WHAT IS ASKED:
Collect each line containing "Neige".

Rows from a dataset:
-*-*-

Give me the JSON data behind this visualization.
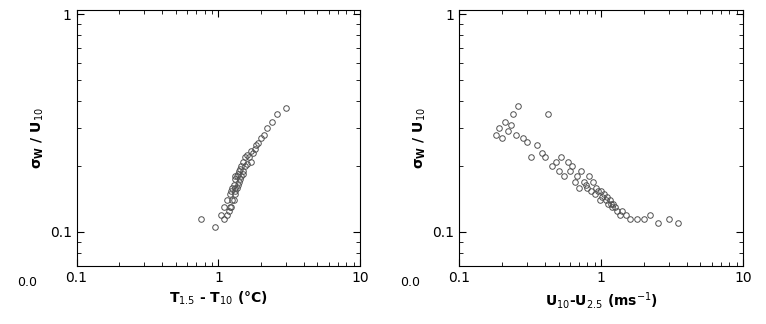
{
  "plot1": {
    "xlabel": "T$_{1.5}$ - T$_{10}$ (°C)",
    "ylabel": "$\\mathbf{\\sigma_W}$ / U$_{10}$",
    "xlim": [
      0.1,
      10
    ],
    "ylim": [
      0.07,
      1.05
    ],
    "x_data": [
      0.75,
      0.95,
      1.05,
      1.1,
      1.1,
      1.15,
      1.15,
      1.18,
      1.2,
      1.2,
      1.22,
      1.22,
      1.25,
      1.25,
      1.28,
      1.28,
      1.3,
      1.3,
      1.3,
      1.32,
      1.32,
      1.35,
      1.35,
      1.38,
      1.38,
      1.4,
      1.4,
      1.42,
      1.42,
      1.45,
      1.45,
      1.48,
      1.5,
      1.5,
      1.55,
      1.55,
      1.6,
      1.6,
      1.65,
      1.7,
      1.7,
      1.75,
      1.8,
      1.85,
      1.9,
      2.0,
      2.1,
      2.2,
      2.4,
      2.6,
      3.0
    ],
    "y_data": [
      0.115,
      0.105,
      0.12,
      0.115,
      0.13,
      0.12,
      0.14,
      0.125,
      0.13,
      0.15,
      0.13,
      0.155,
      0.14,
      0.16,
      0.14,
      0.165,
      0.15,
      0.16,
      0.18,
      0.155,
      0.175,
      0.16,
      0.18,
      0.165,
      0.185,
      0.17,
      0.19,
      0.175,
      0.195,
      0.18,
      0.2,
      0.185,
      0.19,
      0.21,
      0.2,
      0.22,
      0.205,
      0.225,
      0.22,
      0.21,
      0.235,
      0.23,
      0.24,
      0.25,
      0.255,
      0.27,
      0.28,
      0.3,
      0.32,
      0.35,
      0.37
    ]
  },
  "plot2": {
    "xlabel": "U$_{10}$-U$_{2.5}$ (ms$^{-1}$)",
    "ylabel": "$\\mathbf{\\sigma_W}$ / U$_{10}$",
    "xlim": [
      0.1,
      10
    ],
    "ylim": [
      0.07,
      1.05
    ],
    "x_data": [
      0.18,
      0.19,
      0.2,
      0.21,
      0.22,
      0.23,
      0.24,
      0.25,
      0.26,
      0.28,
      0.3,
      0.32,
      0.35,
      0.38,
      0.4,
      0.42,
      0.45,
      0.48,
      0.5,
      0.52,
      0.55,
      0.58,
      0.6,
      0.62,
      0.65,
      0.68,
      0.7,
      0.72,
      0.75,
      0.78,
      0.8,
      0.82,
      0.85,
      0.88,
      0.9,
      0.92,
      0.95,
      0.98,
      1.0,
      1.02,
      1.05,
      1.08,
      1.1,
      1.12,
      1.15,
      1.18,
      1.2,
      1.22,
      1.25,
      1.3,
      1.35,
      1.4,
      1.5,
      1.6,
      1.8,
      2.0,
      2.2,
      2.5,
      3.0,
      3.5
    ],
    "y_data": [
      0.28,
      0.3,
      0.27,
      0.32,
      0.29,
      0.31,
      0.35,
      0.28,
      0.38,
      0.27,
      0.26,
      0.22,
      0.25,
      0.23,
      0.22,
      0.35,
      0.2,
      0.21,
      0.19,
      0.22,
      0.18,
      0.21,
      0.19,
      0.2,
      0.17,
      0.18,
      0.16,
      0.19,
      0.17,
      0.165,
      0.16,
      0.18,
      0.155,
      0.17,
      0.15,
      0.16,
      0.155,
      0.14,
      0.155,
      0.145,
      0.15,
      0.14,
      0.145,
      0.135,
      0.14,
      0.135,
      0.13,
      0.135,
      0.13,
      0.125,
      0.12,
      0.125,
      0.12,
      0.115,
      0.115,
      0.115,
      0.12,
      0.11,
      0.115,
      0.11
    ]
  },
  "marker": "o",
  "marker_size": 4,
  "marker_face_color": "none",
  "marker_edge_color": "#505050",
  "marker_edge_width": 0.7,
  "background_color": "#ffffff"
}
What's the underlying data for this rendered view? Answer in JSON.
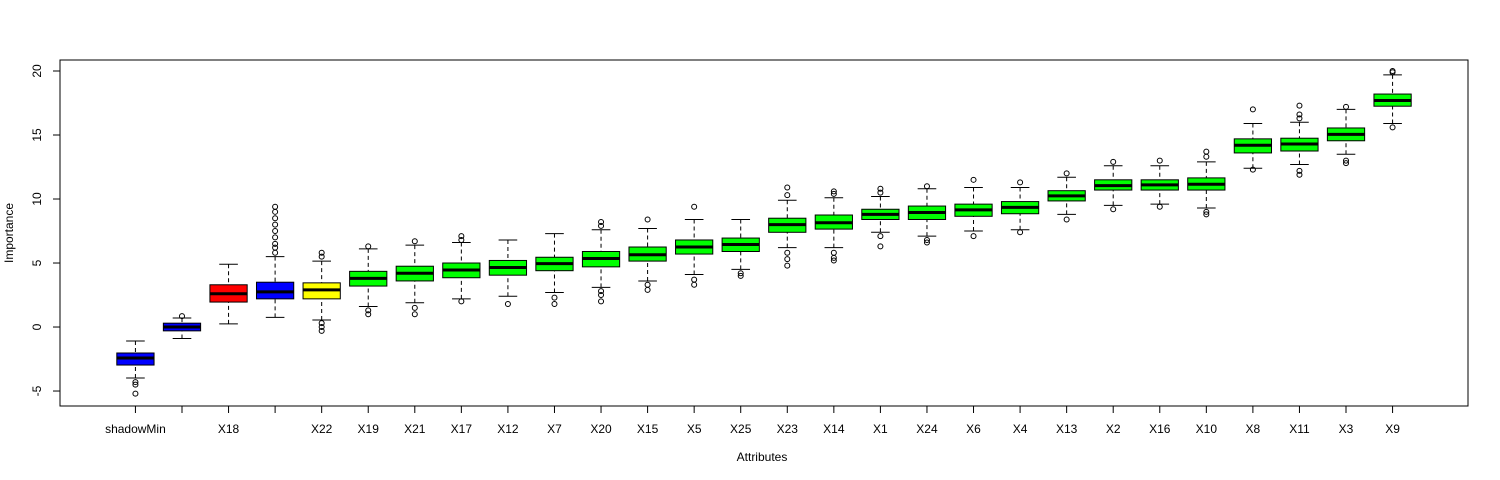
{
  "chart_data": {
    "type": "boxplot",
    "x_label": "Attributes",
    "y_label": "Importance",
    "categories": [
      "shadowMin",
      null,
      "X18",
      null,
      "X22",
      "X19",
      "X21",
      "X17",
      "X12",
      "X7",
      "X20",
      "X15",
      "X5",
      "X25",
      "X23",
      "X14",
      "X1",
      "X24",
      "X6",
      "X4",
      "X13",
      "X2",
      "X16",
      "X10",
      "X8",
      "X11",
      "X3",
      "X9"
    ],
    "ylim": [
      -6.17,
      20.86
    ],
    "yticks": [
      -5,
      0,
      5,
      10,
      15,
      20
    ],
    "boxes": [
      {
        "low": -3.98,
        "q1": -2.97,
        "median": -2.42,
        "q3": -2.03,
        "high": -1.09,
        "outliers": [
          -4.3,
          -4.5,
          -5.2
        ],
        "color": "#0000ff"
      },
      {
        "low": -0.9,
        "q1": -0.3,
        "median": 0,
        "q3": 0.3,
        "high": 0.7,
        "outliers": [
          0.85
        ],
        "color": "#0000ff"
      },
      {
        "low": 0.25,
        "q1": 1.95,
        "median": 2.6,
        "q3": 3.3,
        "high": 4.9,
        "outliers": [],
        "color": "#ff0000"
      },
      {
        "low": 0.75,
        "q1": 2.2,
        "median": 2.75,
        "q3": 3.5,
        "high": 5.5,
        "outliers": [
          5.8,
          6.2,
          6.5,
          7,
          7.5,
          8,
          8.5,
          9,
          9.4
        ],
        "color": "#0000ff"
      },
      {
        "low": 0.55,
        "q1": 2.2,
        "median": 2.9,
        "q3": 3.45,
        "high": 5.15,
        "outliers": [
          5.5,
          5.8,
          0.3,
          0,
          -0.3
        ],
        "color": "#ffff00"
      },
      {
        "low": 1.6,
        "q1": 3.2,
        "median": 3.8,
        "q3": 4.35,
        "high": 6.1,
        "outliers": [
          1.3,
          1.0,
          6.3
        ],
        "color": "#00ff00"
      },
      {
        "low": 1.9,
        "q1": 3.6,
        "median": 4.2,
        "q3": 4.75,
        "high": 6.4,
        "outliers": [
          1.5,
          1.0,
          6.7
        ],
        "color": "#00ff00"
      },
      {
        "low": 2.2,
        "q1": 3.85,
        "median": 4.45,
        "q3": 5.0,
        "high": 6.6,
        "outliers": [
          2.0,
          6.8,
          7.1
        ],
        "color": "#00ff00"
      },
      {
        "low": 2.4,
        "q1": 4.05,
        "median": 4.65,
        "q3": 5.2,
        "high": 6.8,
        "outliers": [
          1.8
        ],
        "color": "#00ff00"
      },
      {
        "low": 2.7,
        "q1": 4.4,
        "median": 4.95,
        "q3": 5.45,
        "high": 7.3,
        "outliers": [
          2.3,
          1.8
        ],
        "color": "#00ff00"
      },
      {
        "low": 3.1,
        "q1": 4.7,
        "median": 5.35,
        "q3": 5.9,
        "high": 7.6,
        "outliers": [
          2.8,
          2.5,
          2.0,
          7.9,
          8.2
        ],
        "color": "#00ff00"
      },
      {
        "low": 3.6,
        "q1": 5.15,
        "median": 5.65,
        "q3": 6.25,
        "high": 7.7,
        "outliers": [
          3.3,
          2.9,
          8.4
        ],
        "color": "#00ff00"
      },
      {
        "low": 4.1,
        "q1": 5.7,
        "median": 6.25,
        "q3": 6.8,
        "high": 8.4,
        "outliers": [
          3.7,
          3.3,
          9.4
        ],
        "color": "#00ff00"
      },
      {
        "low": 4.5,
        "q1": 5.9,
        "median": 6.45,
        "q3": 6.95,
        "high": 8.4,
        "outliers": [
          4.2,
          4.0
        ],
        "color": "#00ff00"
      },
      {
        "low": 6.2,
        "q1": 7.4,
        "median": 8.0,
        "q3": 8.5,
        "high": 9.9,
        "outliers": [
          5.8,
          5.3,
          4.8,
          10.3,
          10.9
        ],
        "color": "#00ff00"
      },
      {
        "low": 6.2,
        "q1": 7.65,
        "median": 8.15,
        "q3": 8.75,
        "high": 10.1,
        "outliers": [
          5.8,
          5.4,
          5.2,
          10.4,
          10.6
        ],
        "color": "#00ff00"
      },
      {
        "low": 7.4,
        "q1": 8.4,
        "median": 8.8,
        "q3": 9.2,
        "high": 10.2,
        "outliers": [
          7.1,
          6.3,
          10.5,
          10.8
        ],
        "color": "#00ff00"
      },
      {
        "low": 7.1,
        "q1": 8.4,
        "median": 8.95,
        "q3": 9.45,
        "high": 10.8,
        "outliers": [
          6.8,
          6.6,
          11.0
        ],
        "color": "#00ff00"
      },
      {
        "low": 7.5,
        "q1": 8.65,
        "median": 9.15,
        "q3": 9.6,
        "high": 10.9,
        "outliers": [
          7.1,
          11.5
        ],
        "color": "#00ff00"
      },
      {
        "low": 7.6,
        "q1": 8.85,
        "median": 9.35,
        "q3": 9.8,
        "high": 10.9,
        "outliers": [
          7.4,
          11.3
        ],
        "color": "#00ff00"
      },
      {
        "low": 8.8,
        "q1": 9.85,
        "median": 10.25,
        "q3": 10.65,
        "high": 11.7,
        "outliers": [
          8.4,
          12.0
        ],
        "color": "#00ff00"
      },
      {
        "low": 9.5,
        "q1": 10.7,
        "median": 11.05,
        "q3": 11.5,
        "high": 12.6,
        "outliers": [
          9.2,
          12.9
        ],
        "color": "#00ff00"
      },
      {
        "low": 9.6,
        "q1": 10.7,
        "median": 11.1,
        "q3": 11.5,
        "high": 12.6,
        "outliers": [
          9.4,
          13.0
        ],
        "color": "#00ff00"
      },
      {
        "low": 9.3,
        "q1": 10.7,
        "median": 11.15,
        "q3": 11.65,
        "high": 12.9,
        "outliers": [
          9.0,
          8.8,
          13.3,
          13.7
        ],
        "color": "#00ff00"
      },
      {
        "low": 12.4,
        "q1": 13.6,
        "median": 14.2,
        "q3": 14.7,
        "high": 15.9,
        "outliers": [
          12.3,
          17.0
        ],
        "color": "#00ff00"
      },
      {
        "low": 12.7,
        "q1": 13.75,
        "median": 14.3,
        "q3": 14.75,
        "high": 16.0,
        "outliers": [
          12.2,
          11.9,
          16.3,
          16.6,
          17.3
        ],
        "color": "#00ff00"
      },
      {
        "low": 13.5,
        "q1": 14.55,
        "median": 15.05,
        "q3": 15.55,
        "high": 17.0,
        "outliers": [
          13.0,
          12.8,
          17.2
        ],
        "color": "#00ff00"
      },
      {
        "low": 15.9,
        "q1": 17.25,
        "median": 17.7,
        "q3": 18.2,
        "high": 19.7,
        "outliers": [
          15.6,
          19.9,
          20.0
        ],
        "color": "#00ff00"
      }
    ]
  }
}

-*-*-

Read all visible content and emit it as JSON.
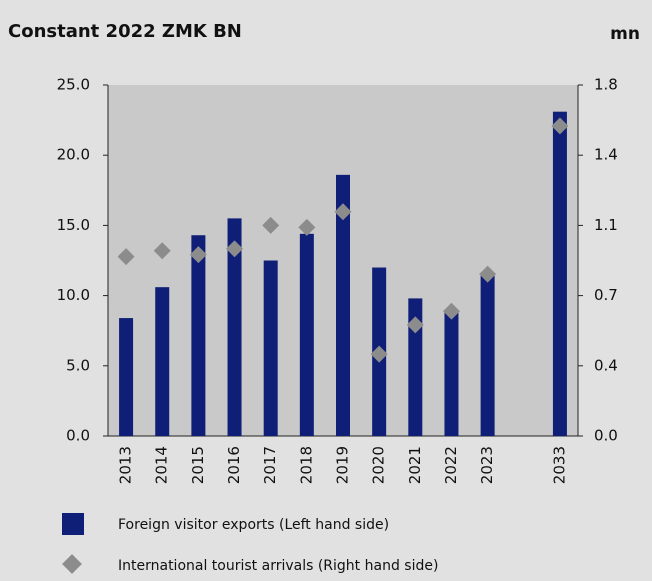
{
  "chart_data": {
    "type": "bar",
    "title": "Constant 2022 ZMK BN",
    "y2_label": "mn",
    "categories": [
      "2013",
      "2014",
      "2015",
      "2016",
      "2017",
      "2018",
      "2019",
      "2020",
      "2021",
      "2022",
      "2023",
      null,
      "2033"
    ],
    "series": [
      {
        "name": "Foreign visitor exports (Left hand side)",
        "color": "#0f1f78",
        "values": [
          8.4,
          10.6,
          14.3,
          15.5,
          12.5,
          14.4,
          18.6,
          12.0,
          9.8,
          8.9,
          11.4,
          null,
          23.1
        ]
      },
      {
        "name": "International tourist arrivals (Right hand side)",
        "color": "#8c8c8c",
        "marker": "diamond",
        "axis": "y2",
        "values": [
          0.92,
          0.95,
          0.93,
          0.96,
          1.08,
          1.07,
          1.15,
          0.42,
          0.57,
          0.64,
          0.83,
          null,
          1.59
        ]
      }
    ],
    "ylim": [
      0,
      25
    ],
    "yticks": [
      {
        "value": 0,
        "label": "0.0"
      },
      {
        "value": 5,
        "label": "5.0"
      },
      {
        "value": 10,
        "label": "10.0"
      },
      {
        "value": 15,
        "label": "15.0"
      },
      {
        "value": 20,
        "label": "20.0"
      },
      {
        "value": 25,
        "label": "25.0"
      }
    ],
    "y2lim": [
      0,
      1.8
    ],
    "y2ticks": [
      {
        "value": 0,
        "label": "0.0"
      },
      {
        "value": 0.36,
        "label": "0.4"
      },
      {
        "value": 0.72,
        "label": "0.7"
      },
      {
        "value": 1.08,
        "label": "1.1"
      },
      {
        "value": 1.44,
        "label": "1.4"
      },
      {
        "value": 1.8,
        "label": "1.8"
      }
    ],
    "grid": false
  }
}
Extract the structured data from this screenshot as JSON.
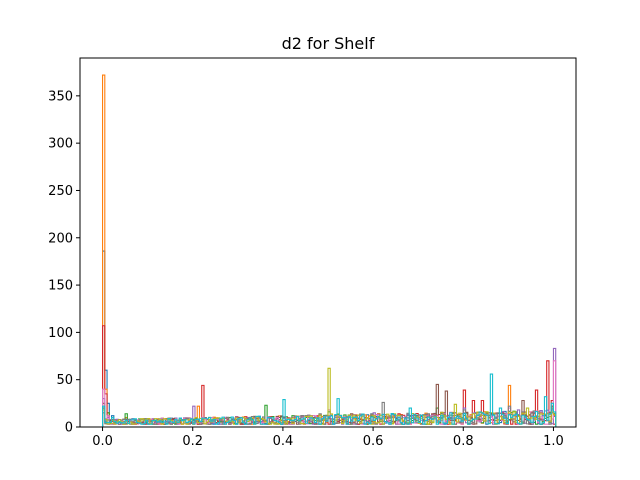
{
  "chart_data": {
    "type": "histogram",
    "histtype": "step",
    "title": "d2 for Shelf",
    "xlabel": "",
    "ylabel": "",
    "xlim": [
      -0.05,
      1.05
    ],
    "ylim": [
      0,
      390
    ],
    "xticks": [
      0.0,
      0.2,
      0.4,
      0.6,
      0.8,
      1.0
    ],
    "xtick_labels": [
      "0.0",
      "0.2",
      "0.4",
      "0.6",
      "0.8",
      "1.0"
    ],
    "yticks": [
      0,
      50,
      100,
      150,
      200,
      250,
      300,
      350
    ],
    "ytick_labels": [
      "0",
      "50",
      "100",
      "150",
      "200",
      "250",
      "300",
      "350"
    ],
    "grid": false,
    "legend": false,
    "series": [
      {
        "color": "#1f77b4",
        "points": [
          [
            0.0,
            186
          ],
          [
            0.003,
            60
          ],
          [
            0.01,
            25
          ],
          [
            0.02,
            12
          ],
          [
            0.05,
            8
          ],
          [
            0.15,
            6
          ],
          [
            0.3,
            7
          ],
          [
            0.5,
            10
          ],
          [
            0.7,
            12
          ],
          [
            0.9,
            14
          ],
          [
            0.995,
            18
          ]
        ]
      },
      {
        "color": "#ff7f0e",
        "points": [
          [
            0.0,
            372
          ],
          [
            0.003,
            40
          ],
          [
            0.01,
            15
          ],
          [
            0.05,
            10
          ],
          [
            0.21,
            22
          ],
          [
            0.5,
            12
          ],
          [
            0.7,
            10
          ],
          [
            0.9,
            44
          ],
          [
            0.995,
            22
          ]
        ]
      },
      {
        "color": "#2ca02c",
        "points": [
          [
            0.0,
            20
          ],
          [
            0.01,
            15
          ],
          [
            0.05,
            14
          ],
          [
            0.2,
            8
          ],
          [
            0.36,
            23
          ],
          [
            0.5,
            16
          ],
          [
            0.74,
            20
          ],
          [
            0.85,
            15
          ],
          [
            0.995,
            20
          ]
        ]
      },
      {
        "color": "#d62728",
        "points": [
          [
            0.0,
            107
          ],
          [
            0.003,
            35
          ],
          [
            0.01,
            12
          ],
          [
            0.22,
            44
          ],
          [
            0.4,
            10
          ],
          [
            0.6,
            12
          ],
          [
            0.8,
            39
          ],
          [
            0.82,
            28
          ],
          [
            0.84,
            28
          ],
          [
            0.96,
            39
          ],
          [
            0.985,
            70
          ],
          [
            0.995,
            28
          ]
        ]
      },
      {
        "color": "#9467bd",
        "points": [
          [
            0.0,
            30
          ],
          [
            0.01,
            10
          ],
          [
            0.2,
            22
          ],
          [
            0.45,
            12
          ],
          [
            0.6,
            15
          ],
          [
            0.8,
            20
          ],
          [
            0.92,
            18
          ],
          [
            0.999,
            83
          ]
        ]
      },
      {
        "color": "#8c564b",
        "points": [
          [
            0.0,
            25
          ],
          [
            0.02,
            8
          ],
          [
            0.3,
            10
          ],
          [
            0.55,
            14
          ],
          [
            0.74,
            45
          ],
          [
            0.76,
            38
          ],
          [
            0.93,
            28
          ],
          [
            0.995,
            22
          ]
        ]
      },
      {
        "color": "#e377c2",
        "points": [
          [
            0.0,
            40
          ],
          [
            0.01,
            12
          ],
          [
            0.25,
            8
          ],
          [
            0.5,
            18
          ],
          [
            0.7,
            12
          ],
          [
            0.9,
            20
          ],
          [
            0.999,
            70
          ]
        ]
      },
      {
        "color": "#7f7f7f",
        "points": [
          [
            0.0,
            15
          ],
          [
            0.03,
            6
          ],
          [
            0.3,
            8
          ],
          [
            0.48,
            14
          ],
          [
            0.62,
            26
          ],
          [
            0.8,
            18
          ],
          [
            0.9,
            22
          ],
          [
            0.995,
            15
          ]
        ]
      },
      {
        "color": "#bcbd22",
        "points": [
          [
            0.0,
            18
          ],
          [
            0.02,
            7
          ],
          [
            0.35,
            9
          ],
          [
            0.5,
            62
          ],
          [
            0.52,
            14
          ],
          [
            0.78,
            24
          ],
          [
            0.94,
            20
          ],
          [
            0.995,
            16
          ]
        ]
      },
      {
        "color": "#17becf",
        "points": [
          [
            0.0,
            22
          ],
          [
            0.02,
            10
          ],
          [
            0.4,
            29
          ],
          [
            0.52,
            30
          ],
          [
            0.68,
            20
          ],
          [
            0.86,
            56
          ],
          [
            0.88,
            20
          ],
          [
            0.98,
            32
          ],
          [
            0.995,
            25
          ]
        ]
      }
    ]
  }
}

-*-*-

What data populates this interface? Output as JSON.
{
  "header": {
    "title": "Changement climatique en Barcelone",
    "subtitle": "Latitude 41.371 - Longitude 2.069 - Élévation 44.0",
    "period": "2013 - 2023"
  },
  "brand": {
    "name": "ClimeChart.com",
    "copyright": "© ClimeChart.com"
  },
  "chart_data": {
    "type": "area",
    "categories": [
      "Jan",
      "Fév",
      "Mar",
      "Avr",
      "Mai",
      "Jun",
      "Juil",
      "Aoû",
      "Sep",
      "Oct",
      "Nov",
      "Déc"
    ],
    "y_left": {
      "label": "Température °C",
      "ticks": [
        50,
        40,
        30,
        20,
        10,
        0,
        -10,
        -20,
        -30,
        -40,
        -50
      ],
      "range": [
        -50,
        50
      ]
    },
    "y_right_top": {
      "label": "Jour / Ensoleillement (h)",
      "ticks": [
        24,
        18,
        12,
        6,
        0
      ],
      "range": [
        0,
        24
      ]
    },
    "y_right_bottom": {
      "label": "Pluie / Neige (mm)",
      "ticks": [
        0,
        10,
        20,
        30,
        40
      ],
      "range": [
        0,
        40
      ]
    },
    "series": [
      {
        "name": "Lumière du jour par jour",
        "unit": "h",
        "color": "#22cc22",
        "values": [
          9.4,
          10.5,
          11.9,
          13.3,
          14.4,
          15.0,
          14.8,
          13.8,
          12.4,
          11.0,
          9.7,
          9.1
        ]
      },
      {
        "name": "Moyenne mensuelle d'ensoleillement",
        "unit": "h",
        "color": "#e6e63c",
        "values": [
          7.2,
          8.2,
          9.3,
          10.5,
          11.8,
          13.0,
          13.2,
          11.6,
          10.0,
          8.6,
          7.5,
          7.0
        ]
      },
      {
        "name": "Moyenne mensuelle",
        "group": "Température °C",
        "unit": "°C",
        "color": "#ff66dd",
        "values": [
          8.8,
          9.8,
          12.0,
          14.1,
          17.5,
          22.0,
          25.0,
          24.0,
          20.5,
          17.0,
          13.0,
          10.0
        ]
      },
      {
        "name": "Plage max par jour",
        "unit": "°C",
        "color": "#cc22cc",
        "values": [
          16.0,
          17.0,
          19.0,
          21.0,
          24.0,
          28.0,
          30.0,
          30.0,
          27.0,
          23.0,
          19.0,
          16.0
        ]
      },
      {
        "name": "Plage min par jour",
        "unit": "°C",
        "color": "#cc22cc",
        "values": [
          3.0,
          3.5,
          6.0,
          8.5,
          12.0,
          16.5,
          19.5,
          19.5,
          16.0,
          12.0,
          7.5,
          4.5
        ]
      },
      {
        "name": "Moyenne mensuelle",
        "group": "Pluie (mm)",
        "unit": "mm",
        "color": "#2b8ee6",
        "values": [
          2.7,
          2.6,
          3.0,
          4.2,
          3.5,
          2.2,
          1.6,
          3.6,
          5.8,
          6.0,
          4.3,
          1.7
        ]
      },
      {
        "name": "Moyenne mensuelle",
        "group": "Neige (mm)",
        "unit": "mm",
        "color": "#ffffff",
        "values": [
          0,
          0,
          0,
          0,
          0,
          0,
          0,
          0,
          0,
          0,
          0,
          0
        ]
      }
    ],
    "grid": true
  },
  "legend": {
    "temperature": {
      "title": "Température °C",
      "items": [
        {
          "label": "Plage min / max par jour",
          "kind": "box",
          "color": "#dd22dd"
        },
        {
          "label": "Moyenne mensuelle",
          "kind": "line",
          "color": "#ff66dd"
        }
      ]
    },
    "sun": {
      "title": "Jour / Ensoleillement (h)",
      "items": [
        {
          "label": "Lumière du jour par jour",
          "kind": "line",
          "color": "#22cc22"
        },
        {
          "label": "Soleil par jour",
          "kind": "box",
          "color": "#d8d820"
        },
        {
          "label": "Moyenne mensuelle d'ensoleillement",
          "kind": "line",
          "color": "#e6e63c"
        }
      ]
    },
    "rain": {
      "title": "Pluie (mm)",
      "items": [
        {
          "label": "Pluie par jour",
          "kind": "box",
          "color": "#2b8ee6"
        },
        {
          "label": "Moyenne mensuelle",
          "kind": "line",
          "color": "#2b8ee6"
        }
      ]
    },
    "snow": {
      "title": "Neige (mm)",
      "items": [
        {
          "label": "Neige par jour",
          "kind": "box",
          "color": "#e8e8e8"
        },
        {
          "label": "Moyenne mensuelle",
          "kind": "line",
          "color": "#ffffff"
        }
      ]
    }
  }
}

-*-*-

ANSWER TO THIS PROBLEM:
      "label": "Pluie / Neige (mm)",
        "group": "Neige (mm)",
      "title": "Neige (mm)",
          "label": "Neige par jour",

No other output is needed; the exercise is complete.